Given request
Exactly repeat the material, dropping every picture from the copy.

Dataset items:
# # # #

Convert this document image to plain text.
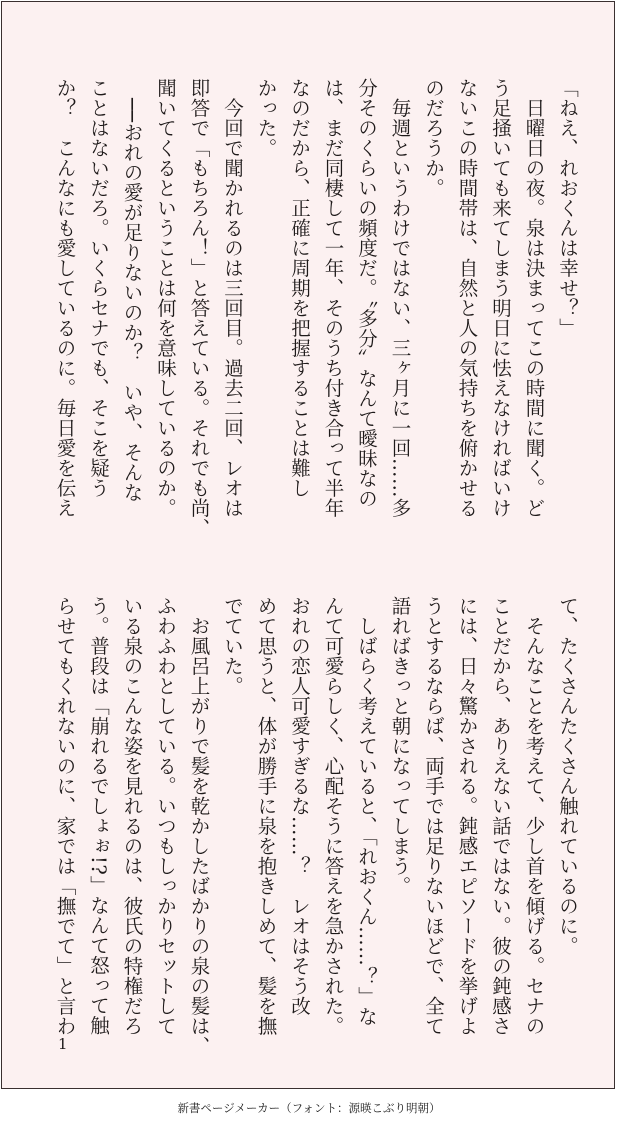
「ねえ、れおくんは幸せ？」
　日曜日の夜。泉は決まってこの時間に聞く。ど
う足掻いても来てしまう明日に怯えなければいけ
ないこの時間帯は、自然と人の気持ちを俯かせる
のだろうか。
　毎週というわけではない、三ヶ月に一回……多
分そのくらいの頻度だ。〝多分〟なんて曖昧なの
は、まだ同棲して一年、そのうち付き合って半年
なのだから、正確に周期を把握することは難し
かった。
　今回で聞かれるのは三回目。過去二回、レオは
即答で「もちろん！」と答えている。それでも尚、
聞いてくるということは何を意味しているのか。
　──おれの愛が足りないのか？　いや、そんな
ことはないだろ。いくらセナでも、そこを疑う
か？　こんなにも愛しているのに。毎日愛を伝え
て、たくさんたくさん触れているのに。
　そんなことを考えて、少し首を傾げる。セナの
ことだから、ありえない話ではない。彼の鈍感さ
には、日々驚かされる。鈍感エピソードを挙げよ
うとするならば、両手では足りないほどで、全て
語ればきっと朝になってしまう。
　しばらく考えていると、「れおくん……？」な
んて可愛らしく、心配そうに答えを急かされた。
おれの恋人可愛すぎるな……？　レオはそう改
めて思うと、体が勝手に泉を抱きしめて、髪を撫
でていた。
　お風呂上がりで髪を乾かしたばかりの泉の髪は、
ふわふわとしている。いつもしっかりセットして
いる泉のこんな姿を見れるのは、彼氏の特権だろ
う。普段は「崩れるでしょぉ!?」なんて怒って触
らせてもくれないのに、家では「撫でて」と言わ
1
新書ページメーカー（フォント：源暎こぶり明朝）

# # # #

Task solution
Convert this document image to plain text.
「ねえ、れおくんは幸せ？」
　日曜日の夜。泉は決まってこの時間に聞く。ど
う足掻いても来てしまう明日に怯えなければいけ
ないこの時間帯は、自然と人の気持ちを俯かせる
のだろうか。
　毎週というわけではない、三ヶ月に一回……多
分そのくらいの頻度だ。〝多分〟なんて曖昧なの
は、まだ同棲して一年、そのうち付き合って半年
なのだから、正確に周期を把握することは難し
かった。
　今回で聞かれるのは三回目。過去二回、レオは
即答で「もちろん！」と答えている。それでも尚、
聞いてくるということは何を意味しているのか。
　──おれの愛が足りないのか？　いや、そんな
ことはないだろ。いくらセナでも、そこを疑う
か？　こんなにも愛しているのに。毎日愛を伝え
て、たくさんたくさん触れているのに。
　そんなことを考えて、少し首を傾げる。セナの
ことだから、ありえない話ではない。彼の鈍感さ
には、日々驚かされる。鈍感エピソードを挙げよ
うとするならば、両手では足りないほどで、全て
語ればきっと朝になってしまう。
　しばらく考えていると、「れおくん……？」な
んて可愛らしく、心配そうに答えを急かされた。
おれの恋人可愛すぎるな……？　レオはそう改
めて思うと、体が勝手に泉を抱きしめて、髪を撫
でていた。
　お風呂上がりで髪を乾かしたばかりの泉の髪は、
ふわふわとしている。いつもしっかりセットして
いる泉のこんな姿を見れるのは、彼氏の特権だろ
う。普段は「崩れるでしょぉ!?」なんて怒って触
らせてもくれないのに、家では「撫でて」と言わ
1
新書ページメーカー（フォント：源暎こぶり明朝）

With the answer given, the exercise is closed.